M. Manuel Valls, ministre dÉtat. … et surtout avec gravité, en effet, parce que Mayotte est confrontée à des problèmes majeurs.

Nous aurons l’occasion de revenir sur l’ensemble des sujets abordés quand nous examinerons les amendements, mais je souhaite d’ores et déjà apporter quelques réponses aux questions qui m’ont été posées.

Madame la sénatrice Agnès Canayer, il faut en effet articuler ce texte de loi avec la stratégie de reconstruction. Le général Facon me présentera une première version de cette stratégie demain matin, qui pourra donc nourrir une partie de mes réponses. Celle-ci comprendra quatre axes principaux : sécurité, développement, gouvernance et coopération régionale. Elle devra évidemment être partagée avec les élus. Je rencontre d’ailleurs demain soir le président du conseil départemental et je rappellerai ce point au général Facon.

◆ Entrées fournies
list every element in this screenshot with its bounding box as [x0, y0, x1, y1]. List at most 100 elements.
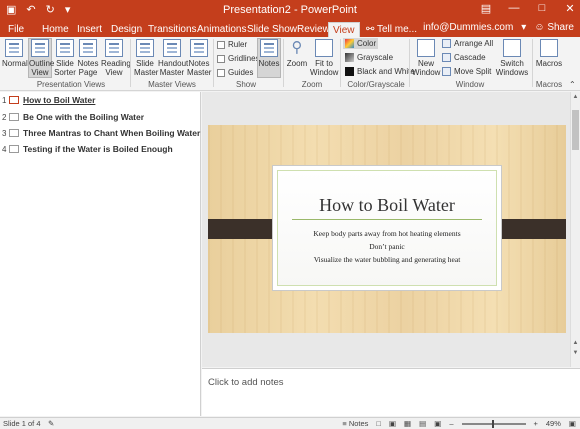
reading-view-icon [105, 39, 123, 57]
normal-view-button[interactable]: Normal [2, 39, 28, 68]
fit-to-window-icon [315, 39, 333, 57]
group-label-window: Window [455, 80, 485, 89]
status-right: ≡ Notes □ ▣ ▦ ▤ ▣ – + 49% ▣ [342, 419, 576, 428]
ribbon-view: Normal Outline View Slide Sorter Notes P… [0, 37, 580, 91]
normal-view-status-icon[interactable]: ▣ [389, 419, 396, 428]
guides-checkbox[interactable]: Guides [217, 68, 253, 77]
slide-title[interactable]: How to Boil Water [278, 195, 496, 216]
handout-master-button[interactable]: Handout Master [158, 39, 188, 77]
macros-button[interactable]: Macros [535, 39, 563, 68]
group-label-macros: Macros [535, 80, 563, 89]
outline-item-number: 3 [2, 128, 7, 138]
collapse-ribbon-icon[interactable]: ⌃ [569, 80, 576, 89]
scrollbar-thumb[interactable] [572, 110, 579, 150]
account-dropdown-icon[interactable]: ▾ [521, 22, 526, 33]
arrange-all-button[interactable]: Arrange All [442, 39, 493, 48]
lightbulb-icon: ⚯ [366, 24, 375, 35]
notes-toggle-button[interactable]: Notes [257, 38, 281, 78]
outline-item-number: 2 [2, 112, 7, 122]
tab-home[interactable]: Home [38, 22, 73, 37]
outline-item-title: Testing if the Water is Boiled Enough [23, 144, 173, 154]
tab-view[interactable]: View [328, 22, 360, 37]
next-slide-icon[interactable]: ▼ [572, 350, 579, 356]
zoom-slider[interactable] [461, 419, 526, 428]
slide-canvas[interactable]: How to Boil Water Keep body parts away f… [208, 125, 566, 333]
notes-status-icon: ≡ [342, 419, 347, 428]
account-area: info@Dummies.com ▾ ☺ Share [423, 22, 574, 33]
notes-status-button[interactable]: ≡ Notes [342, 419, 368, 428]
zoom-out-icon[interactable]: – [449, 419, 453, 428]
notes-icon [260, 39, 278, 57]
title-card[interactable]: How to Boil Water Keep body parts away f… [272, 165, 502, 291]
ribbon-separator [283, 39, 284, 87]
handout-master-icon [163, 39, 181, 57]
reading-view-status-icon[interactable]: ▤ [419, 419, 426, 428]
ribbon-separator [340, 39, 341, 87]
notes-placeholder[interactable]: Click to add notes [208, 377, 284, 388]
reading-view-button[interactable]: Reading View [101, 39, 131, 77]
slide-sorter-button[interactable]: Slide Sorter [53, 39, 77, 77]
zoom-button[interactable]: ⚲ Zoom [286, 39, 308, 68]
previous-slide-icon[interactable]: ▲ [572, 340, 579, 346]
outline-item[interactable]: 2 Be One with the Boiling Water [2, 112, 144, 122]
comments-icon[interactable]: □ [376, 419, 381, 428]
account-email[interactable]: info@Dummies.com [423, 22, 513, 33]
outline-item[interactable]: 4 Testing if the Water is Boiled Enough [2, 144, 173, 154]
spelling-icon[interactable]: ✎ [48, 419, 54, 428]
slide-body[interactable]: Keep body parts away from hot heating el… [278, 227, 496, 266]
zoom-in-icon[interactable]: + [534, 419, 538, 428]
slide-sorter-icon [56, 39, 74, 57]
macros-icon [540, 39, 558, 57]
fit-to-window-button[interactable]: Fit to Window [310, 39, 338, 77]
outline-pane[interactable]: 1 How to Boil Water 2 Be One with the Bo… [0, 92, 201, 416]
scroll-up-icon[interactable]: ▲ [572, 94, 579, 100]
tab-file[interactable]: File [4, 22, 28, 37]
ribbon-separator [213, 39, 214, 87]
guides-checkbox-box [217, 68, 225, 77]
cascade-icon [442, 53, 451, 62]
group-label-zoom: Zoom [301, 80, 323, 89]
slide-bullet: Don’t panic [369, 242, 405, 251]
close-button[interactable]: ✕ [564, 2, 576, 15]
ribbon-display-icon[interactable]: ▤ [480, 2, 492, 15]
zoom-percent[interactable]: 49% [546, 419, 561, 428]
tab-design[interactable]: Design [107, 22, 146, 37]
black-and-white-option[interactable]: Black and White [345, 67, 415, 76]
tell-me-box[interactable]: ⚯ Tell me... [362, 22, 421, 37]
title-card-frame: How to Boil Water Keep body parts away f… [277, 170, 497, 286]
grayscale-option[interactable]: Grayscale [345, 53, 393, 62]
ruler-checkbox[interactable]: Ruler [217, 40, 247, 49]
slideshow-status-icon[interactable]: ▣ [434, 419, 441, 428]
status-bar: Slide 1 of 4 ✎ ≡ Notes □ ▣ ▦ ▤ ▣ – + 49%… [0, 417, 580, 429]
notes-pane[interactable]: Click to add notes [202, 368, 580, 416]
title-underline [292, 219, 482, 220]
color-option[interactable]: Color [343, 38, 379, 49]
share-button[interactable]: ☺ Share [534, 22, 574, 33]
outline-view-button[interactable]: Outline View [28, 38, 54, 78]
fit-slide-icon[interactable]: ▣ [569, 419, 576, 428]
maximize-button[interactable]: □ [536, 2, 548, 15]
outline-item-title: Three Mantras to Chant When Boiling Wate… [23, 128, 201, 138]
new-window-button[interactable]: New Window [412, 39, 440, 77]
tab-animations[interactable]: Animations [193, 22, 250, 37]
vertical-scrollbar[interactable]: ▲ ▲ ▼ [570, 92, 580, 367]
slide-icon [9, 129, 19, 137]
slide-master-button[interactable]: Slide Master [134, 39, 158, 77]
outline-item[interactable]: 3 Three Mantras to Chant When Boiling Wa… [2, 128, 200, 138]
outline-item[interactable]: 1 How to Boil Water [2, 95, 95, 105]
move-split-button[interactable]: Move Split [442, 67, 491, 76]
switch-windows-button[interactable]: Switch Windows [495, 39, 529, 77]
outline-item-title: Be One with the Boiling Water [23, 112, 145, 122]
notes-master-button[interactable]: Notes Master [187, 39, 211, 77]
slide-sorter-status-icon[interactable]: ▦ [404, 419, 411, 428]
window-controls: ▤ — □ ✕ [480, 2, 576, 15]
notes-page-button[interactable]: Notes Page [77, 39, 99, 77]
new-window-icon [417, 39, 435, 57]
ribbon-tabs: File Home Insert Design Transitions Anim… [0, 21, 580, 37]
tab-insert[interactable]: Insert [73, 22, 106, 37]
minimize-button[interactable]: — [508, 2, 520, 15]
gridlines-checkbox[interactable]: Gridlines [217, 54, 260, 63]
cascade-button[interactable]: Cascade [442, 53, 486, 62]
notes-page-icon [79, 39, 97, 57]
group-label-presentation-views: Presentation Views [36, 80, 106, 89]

* * *

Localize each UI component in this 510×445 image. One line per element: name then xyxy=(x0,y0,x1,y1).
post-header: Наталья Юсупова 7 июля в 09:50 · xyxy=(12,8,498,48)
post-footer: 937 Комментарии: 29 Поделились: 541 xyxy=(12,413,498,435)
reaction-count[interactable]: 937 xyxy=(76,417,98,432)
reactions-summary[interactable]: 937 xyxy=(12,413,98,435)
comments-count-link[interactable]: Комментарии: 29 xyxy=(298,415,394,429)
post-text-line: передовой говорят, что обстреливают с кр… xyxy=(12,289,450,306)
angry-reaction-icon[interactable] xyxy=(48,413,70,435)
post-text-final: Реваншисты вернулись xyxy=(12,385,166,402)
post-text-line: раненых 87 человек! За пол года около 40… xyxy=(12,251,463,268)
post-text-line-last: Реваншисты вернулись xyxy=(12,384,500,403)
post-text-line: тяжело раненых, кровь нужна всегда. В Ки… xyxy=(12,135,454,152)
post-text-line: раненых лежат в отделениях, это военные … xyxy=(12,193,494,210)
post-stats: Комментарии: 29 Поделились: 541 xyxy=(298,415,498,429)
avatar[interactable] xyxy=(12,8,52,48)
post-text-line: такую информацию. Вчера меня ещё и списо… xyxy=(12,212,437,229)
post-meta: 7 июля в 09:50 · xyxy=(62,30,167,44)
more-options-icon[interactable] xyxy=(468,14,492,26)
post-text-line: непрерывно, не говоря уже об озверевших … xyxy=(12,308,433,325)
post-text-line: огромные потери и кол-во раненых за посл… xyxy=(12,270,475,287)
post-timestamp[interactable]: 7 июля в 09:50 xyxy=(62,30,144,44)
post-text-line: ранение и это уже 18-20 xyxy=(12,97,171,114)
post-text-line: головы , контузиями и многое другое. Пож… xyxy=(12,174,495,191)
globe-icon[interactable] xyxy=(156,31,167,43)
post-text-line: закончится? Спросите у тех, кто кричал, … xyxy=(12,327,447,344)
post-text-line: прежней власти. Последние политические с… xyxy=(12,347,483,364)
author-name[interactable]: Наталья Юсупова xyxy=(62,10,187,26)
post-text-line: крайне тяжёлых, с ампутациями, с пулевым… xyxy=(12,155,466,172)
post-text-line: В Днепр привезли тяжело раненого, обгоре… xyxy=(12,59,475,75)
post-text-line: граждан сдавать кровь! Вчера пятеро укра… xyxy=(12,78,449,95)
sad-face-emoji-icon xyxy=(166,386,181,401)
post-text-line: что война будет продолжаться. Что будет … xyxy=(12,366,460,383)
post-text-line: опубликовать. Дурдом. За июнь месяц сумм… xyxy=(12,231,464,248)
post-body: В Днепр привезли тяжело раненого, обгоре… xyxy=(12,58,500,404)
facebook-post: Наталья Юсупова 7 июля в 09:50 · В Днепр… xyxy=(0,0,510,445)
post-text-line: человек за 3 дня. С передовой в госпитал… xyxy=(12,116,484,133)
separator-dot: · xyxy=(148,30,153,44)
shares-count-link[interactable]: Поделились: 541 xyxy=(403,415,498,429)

* * *

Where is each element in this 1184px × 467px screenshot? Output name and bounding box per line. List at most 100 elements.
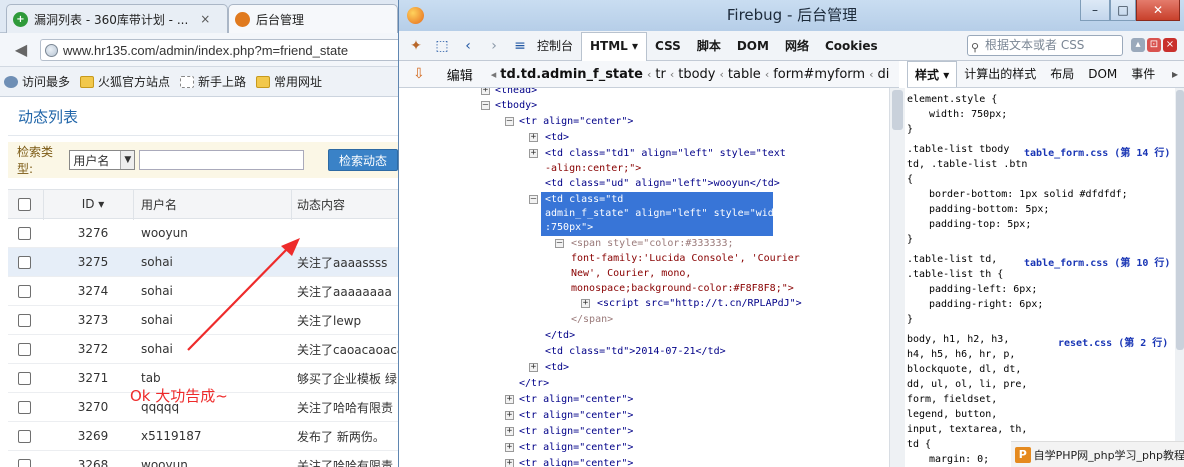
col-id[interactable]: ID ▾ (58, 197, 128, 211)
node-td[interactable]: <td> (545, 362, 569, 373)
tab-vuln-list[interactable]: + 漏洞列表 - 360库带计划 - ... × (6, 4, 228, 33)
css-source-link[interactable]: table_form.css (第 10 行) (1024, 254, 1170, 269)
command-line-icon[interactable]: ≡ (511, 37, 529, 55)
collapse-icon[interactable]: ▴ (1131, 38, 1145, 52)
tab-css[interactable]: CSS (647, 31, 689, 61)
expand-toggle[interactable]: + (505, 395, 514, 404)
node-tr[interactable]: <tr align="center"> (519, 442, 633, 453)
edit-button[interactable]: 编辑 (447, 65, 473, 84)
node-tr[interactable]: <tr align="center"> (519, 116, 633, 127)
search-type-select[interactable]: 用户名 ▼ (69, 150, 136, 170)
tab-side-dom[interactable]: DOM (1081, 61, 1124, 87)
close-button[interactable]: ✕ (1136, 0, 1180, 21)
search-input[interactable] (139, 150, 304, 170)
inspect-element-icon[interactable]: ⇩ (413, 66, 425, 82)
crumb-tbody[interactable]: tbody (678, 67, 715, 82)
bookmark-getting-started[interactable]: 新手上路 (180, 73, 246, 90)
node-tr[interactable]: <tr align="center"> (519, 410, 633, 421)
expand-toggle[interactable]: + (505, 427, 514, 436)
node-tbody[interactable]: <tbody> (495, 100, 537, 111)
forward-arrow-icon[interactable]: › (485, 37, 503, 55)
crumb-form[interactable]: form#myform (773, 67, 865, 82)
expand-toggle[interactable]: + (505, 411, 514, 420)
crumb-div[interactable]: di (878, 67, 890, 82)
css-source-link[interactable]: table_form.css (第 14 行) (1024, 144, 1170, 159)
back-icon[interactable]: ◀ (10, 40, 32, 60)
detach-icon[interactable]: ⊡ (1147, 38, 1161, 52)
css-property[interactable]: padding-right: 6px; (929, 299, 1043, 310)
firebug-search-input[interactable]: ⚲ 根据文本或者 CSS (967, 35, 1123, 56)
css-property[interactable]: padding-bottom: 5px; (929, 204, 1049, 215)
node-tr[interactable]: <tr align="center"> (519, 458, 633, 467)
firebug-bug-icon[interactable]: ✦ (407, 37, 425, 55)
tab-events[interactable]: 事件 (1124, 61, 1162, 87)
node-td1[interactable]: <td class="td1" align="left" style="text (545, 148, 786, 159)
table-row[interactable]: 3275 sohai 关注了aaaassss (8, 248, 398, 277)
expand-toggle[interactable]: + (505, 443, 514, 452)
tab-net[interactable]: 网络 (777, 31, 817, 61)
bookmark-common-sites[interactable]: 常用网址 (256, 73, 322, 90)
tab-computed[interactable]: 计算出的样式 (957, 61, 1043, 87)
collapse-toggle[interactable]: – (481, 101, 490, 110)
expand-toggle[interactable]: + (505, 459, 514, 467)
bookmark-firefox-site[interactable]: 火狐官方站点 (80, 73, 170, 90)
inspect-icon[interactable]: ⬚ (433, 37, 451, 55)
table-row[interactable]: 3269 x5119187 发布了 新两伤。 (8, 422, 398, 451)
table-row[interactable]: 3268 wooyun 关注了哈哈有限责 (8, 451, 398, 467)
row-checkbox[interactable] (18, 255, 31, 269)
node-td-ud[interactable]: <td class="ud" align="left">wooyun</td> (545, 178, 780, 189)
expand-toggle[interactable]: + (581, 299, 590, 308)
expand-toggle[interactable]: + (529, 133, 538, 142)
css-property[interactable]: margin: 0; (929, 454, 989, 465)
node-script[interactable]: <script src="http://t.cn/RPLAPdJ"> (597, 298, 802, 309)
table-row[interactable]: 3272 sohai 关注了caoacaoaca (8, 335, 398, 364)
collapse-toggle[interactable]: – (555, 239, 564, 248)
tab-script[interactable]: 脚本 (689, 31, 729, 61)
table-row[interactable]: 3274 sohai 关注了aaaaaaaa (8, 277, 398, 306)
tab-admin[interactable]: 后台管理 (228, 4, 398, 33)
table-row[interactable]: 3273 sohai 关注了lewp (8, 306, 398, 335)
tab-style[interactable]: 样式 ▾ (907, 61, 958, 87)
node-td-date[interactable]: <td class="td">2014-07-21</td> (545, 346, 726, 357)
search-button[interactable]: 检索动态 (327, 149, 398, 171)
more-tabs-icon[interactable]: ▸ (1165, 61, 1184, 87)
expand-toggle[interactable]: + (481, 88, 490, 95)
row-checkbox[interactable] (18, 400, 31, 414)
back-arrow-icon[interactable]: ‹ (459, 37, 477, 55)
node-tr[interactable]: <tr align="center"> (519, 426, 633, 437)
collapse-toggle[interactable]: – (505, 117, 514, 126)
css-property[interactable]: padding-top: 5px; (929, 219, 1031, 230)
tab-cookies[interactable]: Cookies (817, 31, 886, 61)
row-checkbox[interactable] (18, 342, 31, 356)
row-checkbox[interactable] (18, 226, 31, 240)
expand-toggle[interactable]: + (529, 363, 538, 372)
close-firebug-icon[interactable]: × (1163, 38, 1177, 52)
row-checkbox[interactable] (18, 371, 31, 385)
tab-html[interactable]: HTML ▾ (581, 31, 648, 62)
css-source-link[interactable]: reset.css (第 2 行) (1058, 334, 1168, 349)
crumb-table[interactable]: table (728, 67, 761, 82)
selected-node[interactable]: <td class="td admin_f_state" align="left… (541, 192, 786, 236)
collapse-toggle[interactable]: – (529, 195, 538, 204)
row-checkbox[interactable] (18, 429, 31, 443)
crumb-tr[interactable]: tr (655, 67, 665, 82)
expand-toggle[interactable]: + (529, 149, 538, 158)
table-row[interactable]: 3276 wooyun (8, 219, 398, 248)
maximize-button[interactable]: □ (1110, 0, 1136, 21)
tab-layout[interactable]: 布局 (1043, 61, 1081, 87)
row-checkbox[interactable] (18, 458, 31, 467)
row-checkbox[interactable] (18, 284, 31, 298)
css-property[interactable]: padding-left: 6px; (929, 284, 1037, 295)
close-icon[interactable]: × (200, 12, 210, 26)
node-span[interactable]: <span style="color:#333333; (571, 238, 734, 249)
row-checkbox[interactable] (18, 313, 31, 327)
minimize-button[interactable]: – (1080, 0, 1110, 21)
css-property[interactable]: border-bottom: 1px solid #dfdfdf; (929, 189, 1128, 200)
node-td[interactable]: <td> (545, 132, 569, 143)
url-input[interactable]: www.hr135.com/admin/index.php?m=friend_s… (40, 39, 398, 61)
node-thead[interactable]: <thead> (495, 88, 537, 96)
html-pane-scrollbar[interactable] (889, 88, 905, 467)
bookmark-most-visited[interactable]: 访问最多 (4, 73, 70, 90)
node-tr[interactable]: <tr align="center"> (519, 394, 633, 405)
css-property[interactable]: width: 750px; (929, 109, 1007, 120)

◆ Vos tâches
(a) Recopiez le texte extrait en entier, à l'identique.
(b) Dans les enregistrements, mettez à jour s'il vous plaît les lignes allant de celle qui contient « col-id[interactable]: ID ▾ » jusqu'à celle qui contient « edit-button[interactable]: 编辑 (447, 65, 473, 84) » incluse, en remplaçant « tab-css » par « tab-styles ». Redonnez seulement ces lignes, tout le reste inchangé.

◆ Résultats de l'exercice
(a)
M. Manuel Valls, ministre dÉtat. … et surtout avec gravité, en effet, parce que Mayotte est confrontée à des problèmes majeurs.

Nous aurons l’occasion de revenir sur l’ensemble des sujets abordés quand nous examinerons les amendements, mais je souhaite d’ores et déjà apporter quelques réponses aux questions qui m’ont été posées.

Madame la sénatrice Agnès Canayer, il faut en effet articuler ce texte de loi avec la stratégie de reconstruction. Le général Facon me présentera une première version de cette stratégie demain matin, qui pourra donc nourrir une partie de mes réponses. Celle-ci comprendra quatre axes principaux : sécurité, développement, gouvernance et coopération régionale. Elle devra évidemment être partagée avec les élus. Je rencontre d’ailleurs demain soir le président du conseil départemental et je rappellerai ce point au général Facon.

(b)
col-id[interactable]: ID ▾ (58, 197, 128, 211)
node-td[interactable]: <td> (545, 362, 569, 373)
tab-vuln-list[interactable]: + 漏洞列表 - 360库带计划 - ... × (6, 4, 228, 33)
css-source-link[interactable]: table_form.css (第 10 行) (1024, 254, 1170, 269)
command-line-icon[interactable]: ≡ (511, 37, 529, 55)
collapse-icon[interactable]: ▴ (1131, 38, 1145, 52)
tab-styles[interactable]: CSS (647, 31, 689, 61)
expand-toggle[interactable]: + (505, 395, 514, 404)
node-tr[interactable]: <tr align="center"> (519, 442, 633, 453)
edit-button[interactable]: 编辑 (447, 65, 473, 84)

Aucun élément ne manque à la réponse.